• Work required
Make an exact copy of the entries, and keep any pictures out of it.

---- Material

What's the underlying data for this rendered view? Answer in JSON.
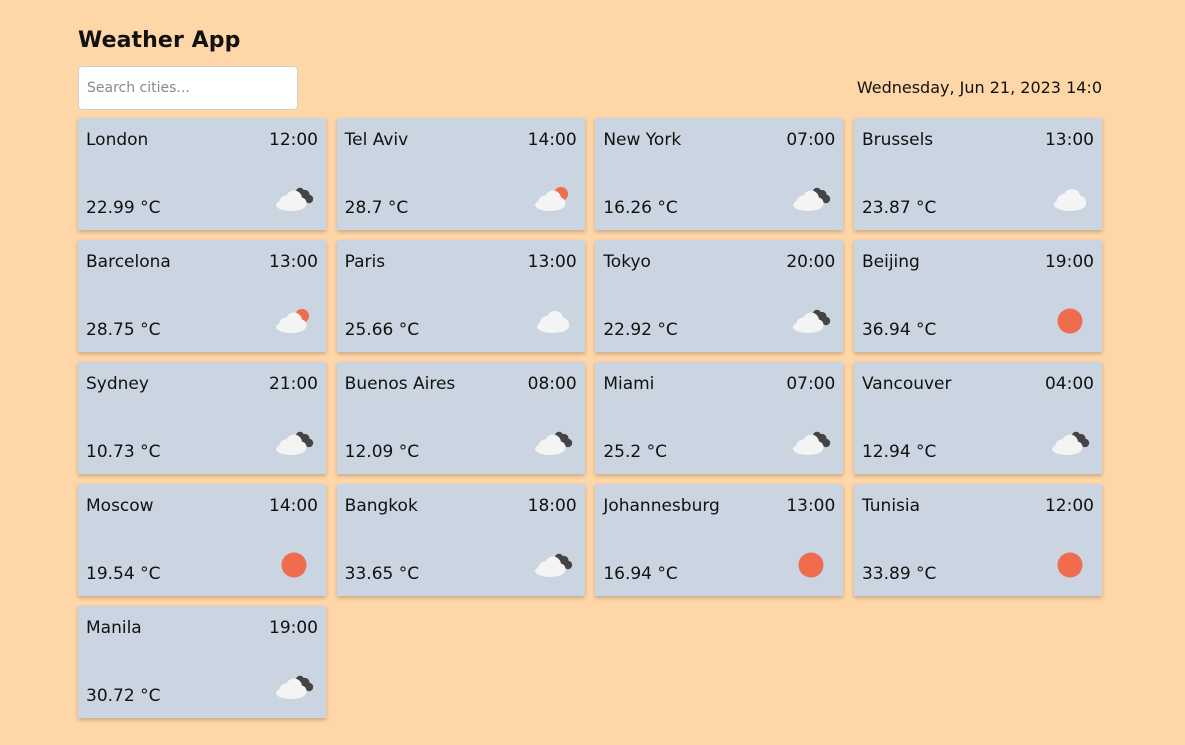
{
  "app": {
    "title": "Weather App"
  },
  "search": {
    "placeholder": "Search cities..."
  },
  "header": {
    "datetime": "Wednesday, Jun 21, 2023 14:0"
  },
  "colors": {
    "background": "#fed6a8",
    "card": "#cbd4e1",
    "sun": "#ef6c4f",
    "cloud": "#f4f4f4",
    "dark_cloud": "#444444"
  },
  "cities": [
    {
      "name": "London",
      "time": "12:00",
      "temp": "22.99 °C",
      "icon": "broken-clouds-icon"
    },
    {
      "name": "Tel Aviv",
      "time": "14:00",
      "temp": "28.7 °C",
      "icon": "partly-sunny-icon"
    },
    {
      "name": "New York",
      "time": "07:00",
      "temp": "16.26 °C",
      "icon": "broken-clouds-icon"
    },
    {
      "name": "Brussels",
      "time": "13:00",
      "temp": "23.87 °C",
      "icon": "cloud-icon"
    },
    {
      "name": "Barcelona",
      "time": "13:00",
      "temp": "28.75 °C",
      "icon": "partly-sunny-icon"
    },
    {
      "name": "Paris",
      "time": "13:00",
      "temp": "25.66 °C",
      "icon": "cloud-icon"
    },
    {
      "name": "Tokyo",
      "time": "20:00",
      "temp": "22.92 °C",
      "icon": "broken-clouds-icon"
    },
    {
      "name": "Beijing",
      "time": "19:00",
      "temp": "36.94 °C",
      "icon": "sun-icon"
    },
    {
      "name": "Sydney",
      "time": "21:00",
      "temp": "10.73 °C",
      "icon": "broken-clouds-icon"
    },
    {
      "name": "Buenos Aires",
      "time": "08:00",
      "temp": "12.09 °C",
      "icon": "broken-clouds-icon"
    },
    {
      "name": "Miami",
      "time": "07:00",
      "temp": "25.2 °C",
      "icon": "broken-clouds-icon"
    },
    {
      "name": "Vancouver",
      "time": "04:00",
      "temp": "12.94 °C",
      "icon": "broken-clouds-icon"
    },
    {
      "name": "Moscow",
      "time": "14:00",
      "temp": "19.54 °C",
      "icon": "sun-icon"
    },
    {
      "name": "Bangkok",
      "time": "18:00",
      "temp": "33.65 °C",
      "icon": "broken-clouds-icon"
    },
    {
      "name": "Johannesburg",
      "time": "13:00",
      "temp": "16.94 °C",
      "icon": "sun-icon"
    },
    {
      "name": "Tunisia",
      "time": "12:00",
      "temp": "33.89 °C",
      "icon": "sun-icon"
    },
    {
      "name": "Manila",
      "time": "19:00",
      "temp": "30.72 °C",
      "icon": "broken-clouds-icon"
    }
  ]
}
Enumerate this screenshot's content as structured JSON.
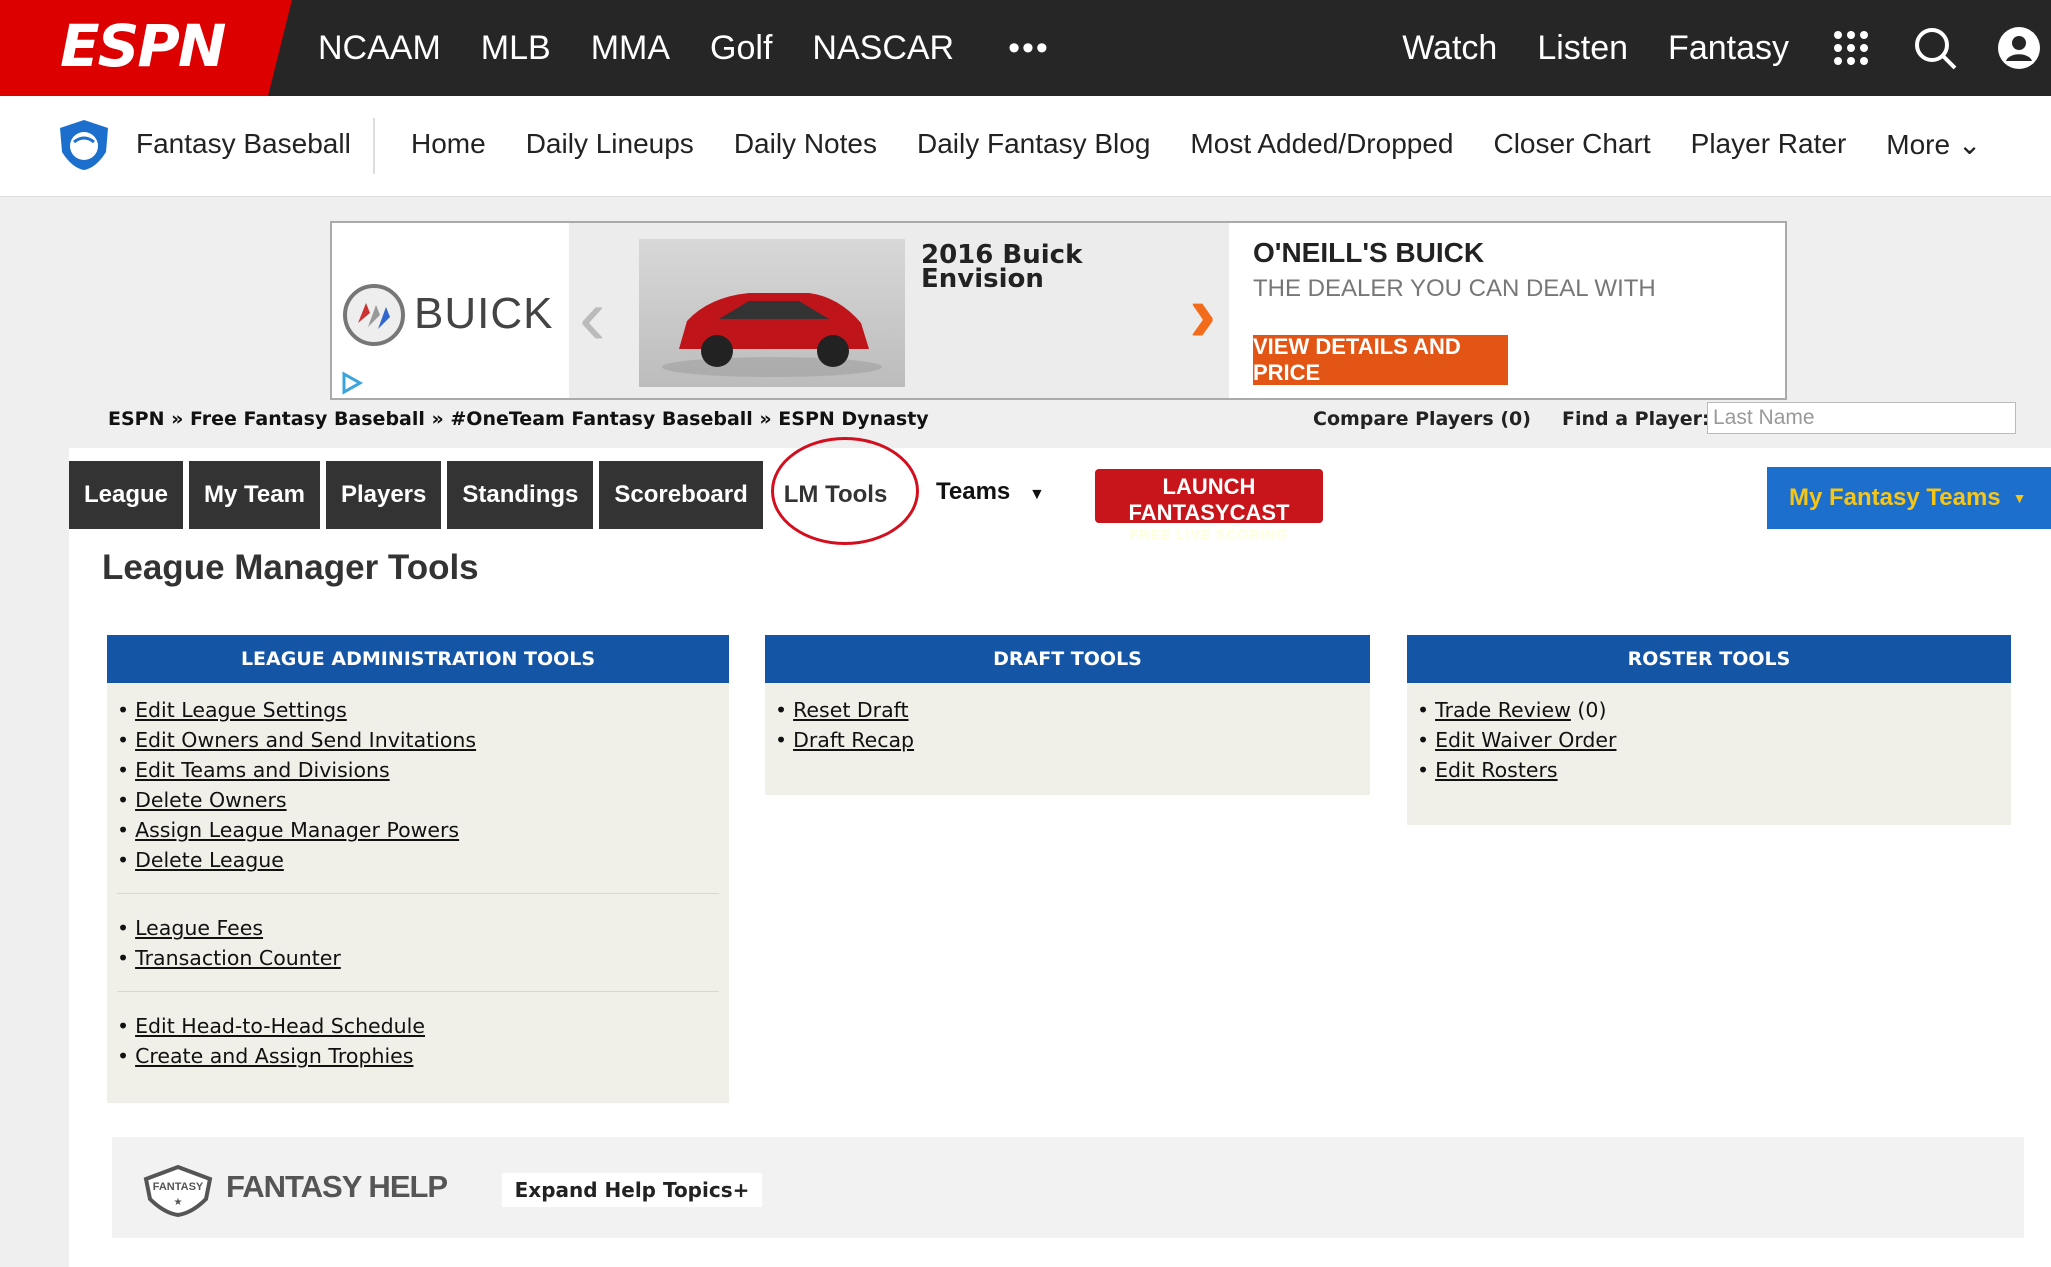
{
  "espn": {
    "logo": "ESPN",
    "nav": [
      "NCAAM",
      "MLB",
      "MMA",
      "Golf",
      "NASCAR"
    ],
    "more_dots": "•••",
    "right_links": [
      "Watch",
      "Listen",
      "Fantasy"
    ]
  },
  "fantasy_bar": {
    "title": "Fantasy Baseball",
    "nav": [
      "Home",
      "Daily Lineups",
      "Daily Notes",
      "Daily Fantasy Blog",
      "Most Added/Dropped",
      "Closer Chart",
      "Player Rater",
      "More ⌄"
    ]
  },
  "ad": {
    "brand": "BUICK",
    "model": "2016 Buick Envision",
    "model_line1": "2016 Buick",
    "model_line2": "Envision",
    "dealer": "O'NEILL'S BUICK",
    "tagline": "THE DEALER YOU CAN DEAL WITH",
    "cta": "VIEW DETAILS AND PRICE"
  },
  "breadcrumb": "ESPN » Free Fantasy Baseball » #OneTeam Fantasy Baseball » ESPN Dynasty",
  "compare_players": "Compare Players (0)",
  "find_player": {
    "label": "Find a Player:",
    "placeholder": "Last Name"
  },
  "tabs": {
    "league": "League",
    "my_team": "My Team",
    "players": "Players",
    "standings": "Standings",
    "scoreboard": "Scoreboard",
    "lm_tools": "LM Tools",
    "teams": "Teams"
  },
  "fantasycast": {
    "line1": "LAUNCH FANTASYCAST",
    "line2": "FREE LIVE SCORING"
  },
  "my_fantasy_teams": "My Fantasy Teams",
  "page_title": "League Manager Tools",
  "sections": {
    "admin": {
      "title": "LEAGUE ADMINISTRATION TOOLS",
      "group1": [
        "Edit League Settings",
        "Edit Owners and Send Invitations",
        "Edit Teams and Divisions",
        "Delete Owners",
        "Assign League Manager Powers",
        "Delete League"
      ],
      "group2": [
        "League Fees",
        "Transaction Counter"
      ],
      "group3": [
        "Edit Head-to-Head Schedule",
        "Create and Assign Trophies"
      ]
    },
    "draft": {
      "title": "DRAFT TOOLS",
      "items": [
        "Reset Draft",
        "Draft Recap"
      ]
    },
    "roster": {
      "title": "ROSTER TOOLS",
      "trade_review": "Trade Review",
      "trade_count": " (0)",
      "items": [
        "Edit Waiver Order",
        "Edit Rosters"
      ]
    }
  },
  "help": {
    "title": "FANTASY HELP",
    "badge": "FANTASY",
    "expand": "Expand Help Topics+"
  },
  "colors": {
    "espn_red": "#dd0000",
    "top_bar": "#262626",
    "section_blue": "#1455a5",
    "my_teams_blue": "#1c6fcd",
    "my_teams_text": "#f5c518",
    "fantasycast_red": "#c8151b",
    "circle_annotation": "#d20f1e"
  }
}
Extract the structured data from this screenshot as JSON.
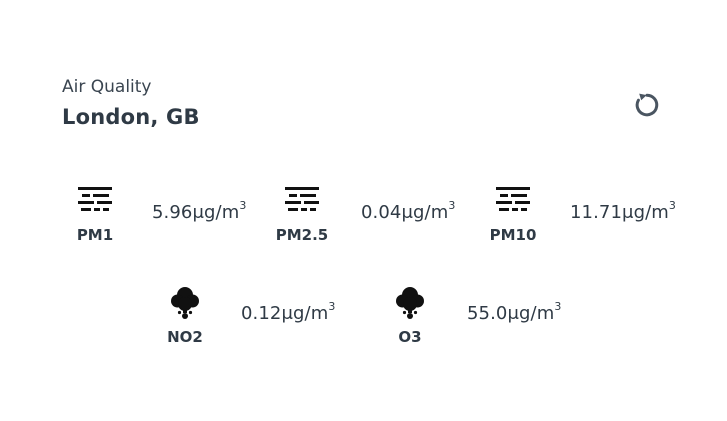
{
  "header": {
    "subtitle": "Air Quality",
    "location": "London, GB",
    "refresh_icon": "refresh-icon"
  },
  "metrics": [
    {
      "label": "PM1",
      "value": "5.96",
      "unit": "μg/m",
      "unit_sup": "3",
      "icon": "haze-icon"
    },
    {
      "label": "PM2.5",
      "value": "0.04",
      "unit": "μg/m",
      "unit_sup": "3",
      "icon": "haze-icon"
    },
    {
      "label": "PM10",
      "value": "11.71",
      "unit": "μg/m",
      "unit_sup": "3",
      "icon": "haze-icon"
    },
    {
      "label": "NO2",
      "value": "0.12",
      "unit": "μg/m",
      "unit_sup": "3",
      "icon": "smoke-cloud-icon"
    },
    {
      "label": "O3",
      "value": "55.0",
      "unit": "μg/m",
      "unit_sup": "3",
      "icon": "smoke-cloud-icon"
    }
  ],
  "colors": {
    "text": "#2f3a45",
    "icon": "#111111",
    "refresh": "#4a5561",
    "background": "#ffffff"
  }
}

--------

• Written answer
What's the underlying data for this rendered view? Answer in JSON.
{
  "app": {
    "title": "Weather App"
  },
  "search": {
    "placeholder": "Search cities..."
  },
  "header": {
    "datetime": "Wednesday, Jun 21, 2023 14:0"
  },
  "colors": {
    "background": "#fed6a8",
    "card": "#cbd4e1",
    "sun": "#ef6c4f",
    "cloud": "#f4f4f4",
    "dark_cloud": "#444444"
  },
  "cities": [
    {
      "name": "London",
      "time": "12:00",
      "temp": "22.99 °C",
      "icon": "broken-clouds-icon"
    },
    {
      "name": "Tel Aviv",
      "time": "14:00",
      "temp": "28.7 °C",
      "icon": "partly-sunny-icon"
    },
    {
      "name": "New York",
      "time": "07:00",
      "temp": "16.26 °C",
      "icon": "broken-clouds-icon"
    },
    {
      "name": "Brussels",
      "time": "13:00",
      "temp": "23.87 °C",
      "icon": "cloud-icon"
    },
    {
      "name": "Barcelona",
      "time": "13:00",
      "temp": "28.75 °C",
      "icon": "partly-sunny-icon"
    },
    {
      "name": "Paris",
      "time": "13:00",
      "temp": "25.66 °C",
      "icon": "cloud-icon"
    },
    {
      "name": "Tokyo",
      "time": "20:00",
      "temp": "22.92 °C",
      "icon": "broken-clouds-icon"
    },
    {
      "name": "Beijing",
      "time": "19:00",
      "temp": "36.94 °C",
      "icon": "sun-icon"
    },
    {
      "name": "Sydney",
      "time": "21:00",
      "temp": "10.73 °C",
      "icon": "broken-clouds-icon"
    },
    {
      "name": "Buenos Aires",
      "time": "08:00",
      "temp": "12.09 °C",
      "icon": "broken-clouds-icon"
    },
    {
      "name": "Miami",
      "time": "07:00",
      "temp": "25.2 °C",
      "icon": "broken-clouds-icon"
    },
    {
      "name": "Vancouver",
      "time": "04:00",
      "temp": "12.94 °C",
      "icon": "broken-clouds-icon"
    },
    {
      "name": "Moscow",
      "time": "14:00",
      "temp": "19.54 °C",
      "icon": "sun-icon"
    },
    {
      "name": "Bangkok",
      "time": "18:00",
      "temp": "33.65 °C",
      "icon": "broken-clouds-icon"
    },
    {
      "name": "Johannesburg",
      "time": "13:00",
      "temp": "16.94 °C",
      "icon": "sun-icon"
    },
    {
      "name": "Tunisia",
      "time": "12:00",
      "temp": "33.89 °C",
      "icon": "sun-icon"
    },
    {
      "name": "Manila",
      "time": "19:00",
      "temp": "30.72 °C",
      "icon": "broken-clouds-icon"
    }
  ]
}
Enumerate this screenshot's content as structured JSON.
{
  "espn": {
    "logo": "ESPN",
    "nav": [
      "NCAAM",
      "MLB",
      "MMA",
      "Golf",
      "NASCAR"
    ],
    "more_dots": "•••",
    "right_links": [
      "Watch",
      "Listen",
      "Fantasy"
    ]
  },
  "fantasy_bar": {
    "title": "Fantasy Baseball",
    "nav": [
      "Home",
      "Daily Lineups",
      "Daily Notes",
      "Daily Fantasy Blog",
      "Most Added/Dropped",
      "Closer Chart",
      "Player Rater",
      "More ⌄"
    ]
  },
  "ad": {
    "brand": "BUICK",
    "model": "2016 Buick Envision",
    "model_line1": "2016 Buick",
    "model_line2": "Envision",
    "dealer": "O'NEILL'S BUICK",
    "tagline": "THE DEALER YOU CAN DEAL WITH",
    "cta": "VIEW DETAILS AND PRICE"
  },
  "breadcrumb": "ESPN » Free Fantasy Baseball » #OneTeam Fantasy Baseball » ESPN Dynasty",
  "compare_players": "Compare Players (0)",
  "find_player": {
    "label": "Find a Player:",
    "placeholder": "Last Name"
  },
  "tabs": {
    "league": "League",
    "my_team": "My Team",
    "players": "Players",
    "standings": "Standings",
    "scoreboard": "Scoreboard",
    "lm_tools": "LM Tools",
    "teams": "Teams"
  },
  "fantasycast": {
    "line1": "LAUNCH FANTASYCAST",
    "line2": "FREE LIVE SCORING"
  },
  "my_fantasy_teams": "My Fantasy Teams",
  "page_title": "League Manager Tools",
  "sections": {
    "admin": {
      "title": "LEAGUE ADMINISTRATION TOOLS",
      "group1": [
        "Edit League Settings",
        "Edit Owners and Send Invitations",
        "Edit Teams and Divisions",
        "Delete Owners",
        "Assign League Manager Powers",
        "Delete League"
      ],
      "group2": [
        "League Fees",
        "Transaction Counter"
      ],
      "group3": [
        "Edit Head-to-Head Schedule",
        "Create and Assign Trophies"
      ]
    },
    "draft": {
      "title": "DRAFT TOOLS",
      "items": [
        "Reset Draft",
        "Draft Recap"
      ]
    },
    "roster": {
      "title": "ROSTER TOOLS",
      "trade_review": "Trade Review",
      "trade_count": " (0)",
      "items": [
        "Edit Waiver Order",
        "Edit Rosters"
      ]
    }
  },
  "help": {
    "title": "FANTASY HELP",
    "badge": "FANTASY",
    "expand": "Expand Help Topics+"
  },
  "colors": {
    "espn_red": "#dd0000",
    "top_bar": "#262626",
    "section_blue": "#1455a5",
    "my_teams_blue": "#1c6fcd",
    "my_teams_text": "#f5c518",
    "fantasycast_red": "#c8151b",
    "circle_annotation": "#d20f1e"
  }
}
Extract the structured data from this screenshot as JSON.
{
  "header": {
    "subtitle": "Air Quality",
    "location": "London, GB",
    "refresh_icon": "refresh-icon"
  },
  "metrics": [
    {
      "label": "PM1",
      "value": "5.96",
      "unit": "μg/m",
      "unit_sup": "3",
      "icon": "haze-icon"
    },
    {
      "label": "PM2.5",
      "value": "0.04",
      "unit": "μg/m",
      "unit_sup": "3",
      "icon": "haze-icon"
    },
    {
      "label": "PM10",
      "value": "11.71",
      "unit": "μg/m",
      "unit_sup": "3",
      "icon": "haze-icon"
    },
    {
      "label": "NO2",
      "value": "0.12",
      "unit": "μg/m",
      "unit_sup": "3",
      "icon": "smoke-cloud-icon"
    },
    {
      "label": "O3",
      "value": "55.0",
      "unit": "μg/m",
      "unit_sup": "3",
      "icon": "smoke-cloud-icon"
    }
  ],
  "colors": {
    "text": "#2f3a45",
    "icon": "#111111",
    "refresh": "#4a5561",
    "background": "#ffffff"
  }
}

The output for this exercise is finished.